* [PROBLEM TO WORK ON] Report how many lines contain "ffffff"; state the number and nothing else.

Figure record listings:
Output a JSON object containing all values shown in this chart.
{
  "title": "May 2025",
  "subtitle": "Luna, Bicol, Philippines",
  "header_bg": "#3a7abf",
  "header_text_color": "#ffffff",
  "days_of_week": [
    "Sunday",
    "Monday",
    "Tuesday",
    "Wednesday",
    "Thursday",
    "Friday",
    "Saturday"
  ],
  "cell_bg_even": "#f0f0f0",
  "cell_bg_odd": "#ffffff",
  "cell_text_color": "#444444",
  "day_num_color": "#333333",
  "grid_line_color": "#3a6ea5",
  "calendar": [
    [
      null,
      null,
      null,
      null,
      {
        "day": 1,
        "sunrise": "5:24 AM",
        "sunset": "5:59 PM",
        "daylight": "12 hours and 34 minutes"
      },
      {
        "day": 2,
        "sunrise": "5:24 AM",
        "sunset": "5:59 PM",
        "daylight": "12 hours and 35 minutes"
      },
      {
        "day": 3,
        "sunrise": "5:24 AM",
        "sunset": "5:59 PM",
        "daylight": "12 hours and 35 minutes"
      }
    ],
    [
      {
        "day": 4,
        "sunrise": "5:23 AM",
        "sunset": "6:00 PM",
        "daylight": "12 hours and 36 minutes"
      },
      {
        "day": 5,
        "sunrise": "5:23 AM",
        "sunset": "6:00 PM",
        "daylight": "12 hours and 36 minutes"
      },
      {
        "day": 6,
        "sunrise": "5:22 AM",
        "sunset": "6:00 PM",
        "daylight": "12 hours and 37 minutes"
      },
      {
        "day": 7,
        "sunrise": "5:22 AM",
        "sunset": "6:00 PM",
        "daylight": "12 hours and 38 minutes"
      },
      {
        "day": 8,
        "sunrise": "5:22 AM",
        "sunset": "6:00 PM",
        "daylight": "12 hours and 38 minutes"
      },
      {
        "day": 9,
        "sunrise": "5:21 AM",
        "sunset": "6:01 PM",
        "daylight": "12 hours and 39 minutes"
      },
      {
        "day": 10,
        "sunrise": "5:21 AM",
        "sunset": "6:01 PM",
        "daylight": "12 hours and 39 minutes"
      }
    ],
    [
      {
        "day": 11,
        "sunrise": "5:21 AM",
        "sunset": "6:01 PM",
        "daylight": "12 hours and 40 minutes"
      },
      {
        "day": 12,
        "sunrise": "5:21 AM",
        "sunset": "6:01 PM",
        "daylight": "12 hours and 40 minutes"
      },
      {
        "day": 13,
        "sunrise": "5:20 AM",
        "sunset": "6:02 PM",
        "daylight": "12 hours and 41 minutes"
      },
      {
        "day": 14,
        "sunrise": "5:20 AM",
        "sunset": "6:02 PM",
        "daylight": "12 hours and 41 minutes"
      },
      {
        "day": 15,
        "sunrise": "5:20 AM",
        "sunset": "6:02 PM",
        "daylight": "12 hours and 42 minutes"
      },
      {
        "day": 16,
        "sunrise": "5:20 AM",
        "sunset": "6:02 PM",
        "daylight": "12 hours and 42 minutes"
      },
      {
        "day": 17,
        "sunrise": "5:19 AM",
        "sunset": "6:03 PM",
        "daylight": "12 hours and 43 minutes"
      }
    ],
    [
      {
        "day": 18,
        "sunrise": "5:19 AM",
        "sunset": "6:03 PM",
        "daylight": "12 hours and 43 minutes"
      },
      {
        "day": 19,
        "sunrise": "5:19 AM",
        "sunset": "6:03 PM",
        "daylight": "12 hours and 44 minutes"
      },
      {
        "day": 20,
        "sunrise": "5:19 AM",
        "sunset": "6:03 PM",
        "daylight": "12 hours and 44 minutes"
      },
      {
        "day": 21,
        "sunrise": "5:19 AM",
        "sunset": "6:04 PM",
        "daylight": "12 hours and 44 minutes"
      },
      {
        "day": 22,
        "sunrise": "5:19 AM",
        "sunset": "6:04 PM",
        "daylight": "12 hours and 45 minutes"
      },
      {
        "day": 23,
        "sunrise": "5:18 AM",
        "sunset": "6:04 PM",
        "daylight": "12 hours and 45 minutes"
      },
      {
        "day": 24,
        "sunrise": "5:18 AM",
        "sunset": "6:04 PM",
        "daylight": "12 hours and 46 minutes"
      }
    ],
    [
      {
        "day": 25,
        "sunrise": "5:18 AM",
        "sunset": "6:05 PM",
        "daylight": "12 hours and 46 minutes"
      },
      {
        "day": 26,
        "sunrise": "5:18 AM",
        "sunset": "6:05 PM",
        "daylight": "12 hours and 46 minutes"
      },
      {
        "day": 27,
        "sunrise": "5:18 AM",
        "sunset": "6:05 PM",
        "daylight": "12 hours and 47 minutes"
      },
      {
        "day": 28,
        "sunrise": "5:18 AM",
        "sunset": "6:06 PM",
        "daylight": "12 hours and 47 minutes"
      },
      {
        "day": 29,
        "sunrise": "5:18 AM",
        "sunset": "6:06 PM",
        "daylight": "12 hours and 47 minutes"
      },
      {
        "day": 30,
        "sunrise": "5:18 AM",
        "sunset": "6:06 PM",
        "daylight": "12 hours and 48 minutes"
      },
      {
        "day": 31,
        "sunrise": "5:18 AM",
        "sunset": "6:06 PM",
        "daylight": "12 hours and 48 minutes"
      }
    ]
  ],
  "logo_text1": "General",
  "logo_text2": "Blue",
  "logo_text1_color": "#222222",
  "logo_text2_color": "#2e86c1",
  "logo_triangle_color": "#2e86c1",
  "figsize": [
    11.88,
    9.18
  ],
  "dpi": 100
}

* [TASK RESULT] 2